_Dataset rows_
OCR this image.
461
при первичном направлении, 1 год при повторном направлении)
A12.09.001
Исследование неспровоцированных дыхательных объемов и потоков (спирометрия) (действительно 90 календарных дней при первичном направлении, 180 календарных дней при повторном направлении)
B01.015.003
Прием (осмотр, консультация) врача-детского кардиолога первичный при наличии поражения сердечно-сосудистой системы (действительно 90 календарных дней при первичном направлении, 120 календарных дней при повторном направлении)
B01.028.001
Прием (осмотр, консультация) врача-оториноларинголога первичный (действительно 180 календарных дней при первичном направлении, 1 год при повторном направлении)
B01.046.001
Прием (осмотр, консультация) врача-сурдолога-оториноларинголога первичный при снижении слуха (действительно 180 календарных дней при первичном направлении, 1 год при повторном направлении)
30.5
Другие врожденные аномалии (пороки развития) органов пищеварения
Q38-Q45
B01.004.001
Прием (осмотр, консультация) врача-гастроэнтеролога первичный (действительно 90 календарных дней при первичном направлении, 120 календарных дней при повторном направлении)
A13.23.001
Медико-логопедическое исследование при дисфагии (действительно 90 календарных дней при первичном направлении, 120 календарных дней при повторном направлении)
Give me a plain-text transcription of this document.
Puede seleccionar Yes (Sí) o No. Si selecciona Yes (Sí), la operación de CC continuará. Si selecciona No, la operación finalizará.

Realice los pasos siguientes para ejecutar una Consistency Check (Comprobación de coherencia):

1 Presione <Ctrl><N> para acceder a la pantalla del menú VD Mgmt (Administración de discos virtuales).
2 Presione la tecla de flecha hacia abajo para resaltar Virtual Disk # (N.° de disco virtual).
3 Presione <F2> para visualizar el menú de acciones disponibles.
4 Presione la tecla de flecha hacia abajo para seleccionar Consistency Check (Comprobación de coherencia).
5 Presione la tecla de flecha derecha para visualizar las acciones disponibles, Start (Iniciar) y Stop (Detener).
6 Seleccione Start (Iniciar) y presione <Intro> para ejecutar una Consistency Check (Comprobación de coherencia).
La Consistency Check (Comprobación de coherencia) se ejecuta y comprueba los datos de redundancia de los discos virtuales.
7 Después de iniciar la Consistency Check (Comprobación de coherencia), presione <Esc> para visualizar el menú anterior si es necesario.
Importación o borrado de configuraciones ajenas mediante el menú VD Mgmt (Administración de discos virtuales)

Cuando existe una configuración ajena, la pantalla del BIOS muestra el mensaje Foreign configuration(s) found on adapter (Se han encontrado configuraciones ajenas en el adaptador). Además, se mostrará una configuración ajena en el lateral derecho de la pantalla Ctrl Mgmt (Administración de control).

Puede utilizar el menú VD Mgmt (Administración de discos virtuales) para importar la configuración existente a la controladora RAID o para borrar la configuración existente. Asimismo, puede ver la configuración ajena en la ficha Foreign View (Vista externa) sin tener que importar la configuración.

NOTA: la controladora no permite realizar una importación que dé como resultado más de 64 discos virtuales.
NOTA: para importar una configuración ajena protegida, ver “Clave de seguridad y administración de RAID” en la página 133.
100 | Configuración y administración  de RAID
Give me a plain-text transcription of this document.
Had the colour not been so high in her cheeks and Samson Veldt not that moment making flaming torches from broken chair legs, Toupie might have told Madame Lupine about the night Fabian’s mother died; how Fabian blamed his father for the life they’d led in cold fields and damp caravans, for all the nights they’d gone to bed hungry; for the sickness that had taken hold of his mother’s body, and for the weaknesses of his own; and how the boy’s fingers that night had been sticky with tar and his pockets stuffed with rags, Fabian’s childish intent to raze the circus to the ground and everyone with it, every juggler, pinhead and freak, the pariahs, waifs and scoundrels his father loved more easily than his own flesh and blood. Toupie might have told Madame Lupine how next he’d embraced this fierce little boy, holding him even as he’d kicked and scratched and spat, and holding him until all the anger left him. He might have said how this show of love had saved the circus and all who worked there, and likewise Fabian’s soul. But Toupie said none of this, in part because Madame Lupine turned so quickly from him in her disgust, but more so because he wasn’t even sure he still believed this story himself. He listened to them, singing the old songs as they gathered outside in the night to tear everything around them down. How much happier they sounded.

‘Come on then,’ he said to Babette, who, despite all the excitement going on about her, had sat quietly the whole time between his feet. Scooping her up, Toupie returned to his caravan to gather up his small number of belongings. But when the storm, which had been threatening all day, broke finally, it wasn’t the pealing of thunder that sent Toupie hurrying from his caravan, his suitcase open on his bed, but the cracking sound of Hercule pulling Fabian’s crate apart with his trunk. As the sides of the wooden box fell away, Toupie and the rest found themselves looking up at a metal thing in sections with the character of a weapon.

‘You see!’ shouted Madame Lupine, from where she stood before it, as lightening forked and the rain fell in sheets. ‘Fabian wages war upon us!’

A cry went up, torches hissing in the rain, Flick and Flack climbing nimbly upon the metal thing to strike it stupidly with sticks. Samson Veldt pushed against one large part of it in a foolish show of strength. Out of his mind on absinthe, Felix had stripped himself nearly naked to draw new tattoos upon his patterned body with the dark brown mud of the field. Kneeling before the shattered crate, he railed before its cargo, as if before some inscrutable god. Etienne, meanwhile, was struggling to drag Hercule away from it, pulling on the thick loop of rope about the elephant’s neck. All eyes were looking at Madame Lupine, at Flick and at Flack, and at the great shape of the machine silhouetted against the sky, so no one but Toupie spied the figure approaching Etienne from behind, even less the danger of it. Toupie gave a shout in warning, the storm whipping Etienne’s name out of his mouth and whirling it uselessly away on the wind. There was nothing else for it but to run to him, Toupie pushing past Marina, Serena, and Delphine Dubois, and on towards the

_Set task_
Identify the lines of the entries containing the string "acciones". Copy each such line.

_Solution to this task_
3 Presione <F2> para visualizar el menú de acciones disponibles.
5 Presione la tecla de flecha derecha para visualizar las acciones disponibles, Start (Iniciar) y Stop (Detener).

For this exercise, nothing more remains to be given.